» **WRITTEN EXERCISE 1**
In the passage on reaction heat, which relation is named as the correct approach for part (a)?
» **WRITTEN EXERCISE 2**
Echo the stretch of the passage on reaction heat from "The correct approach" through "the enthalpy change.".
» **WRITTEN EXERCISE 3**
Write what comes next in the passage on reaction heat, continuing after its final sentence.

» **EXTRACT TO READ**
◇ ◇ ◇ ◇ ◇
Part (a) of the question then asks: "Determine how much heat is given off at $298~\mathrm{K}$ per mole of $\ce{HgCl2}$ if the cell is operated reversibly"

The correct approach is to use $T\,\mathrm{d}S=\mathrm{d}q$ giving a value of: $18.36~\mathrm{kJmol^{-1}}$

Then part (b) asks: "Now determine the heat given off if the reaction is brought about by simply mixing the reactants"

I realised that the electrical work done in the cell would now be given off as heat so I just added the value for the Gibbs free energy to the value calculated in (a) and got: $70~\mathrm{kJmol^{-1}}$. This answer is correct but my tutor noted that this value is the value for the enthalpy change which would have been a shortcut to the answer. I didn't spot this and I don't understand why this is the case so wouldn't spot it again, should another question like this come up. Please can you clear up why this value is the enthalpy change.
◇ ◇ ◇ ◇ ◇
» **DATA SUPPLIED**
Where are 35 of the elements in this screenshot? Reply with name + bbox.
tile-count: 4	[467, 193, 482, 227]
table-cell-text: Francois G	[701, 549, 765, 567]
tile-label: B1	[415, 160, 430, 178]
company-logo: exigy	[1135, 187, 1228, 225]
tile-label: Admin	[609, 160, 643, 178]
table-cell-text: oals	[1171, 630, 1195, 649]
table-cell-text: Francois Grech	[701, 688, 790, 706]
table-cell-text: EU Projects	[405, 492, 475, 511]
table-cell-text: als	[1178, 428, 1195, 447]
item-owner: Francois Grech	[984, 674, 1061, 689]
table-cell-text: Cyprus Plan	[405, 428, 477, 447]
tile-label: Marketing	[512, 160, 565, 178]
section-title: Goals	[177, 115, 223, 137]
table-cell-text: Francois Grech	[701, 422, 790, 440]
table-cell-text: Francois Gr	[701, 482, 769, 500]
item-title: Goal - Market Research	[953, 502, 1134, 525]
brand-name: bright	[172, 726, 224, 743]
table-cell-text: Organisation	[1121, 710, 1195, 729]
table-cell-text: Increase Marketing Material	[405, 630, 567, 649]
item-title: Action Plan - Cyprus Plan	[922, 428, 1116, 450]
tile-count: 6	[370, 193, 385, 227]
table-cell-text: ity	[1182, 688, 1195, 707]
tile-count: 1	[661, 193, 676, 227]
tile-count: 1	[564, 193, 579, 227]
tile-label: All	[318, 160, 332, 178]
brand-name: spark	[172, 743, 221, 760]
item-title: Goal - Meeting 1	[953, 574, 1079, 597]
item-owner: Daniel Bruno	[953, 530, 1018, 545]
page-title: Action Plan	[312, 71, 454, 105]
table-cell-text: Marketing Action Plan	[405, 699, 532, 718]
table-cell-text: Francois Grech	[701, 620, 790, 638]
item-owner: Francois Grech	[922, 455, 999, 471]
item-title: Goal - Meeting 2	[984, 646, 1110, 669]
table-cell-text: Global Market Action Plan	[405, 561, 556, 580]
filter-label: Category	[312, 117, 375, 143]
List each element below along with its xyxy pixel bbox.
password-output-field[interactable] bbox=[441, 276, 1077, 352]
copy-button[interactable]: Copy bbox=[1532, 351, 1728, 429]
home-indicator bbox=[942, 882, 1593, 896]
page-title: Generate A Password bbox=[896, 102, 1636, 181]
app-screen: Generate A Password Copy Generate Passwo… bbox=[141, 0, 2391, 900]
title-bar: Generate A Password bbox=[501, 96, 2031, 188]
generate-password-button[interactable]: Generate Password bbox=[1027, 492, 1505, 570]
◇ ◇ ◇ ◇ ◇
» **EXERCISE RESPONSE 1**
The relation T dS = dq.

» **EXERCISE RESPONSE 2**
The correct approach is to use $T\,\mathrm{d}S=\mathrm{d}q$ giving a value of: $18.36~\mathrm{kJmol^{-1}}$

Then part (b) asks: "Now determine the heat given off if the reaction is brought about by simply mixing the reactants"

I realised that the electrical work done in the cell would now be given off as heat so I just added the value for the Gibbs free energy to the value calculated in (a) and got: $70~\mathrm{kJmol^{-1}}$. This answer is correct but my tutor noted that this value is the value for the enthalpy change which would have been a shortcut to the answer. I didn't spot this and I don't understand why this is the case so wouldn't spot it again, should another question like this come up. Please can you clear up why this value is the enthalpy change.

» **EXERCISE RESPONSE 3**
I have some issues with the above working (it is all correct but I don't fully understand it).

Firstly, in part (a) I had to use the Clausius inequality (except it was an equality since the process was carried out reversibly) to find $\mathrm{d}q$. However, why must I use this equation because $\Delta H=q_p$ - the process was carried out at a constant pressure?

Secondly, if the heat given off in part (b) is $70~\mathrm{kJmol^{-1}}$ doesn't this violate the Clausius inequality? I must be wrong but it seems that this must be the case since $\mathrm{d}S \geq \frac{\mathrm{d}Q}{T}$ and using the value for the entropy change ($\Delta S^\circ=-61.6~\mathrm{JK^{-1}mol^{-1}}$) and the new calculated value for the heat given off ($70~\mathrm{kJmol^{-1}}$) then dividing this by $298~\mathrm{K}$ gives a value larger than the value for the entropy change but the Clausius inequality says that the change in entropy is greater than or equal to $\mathrm{d}q/T$. What is going on there?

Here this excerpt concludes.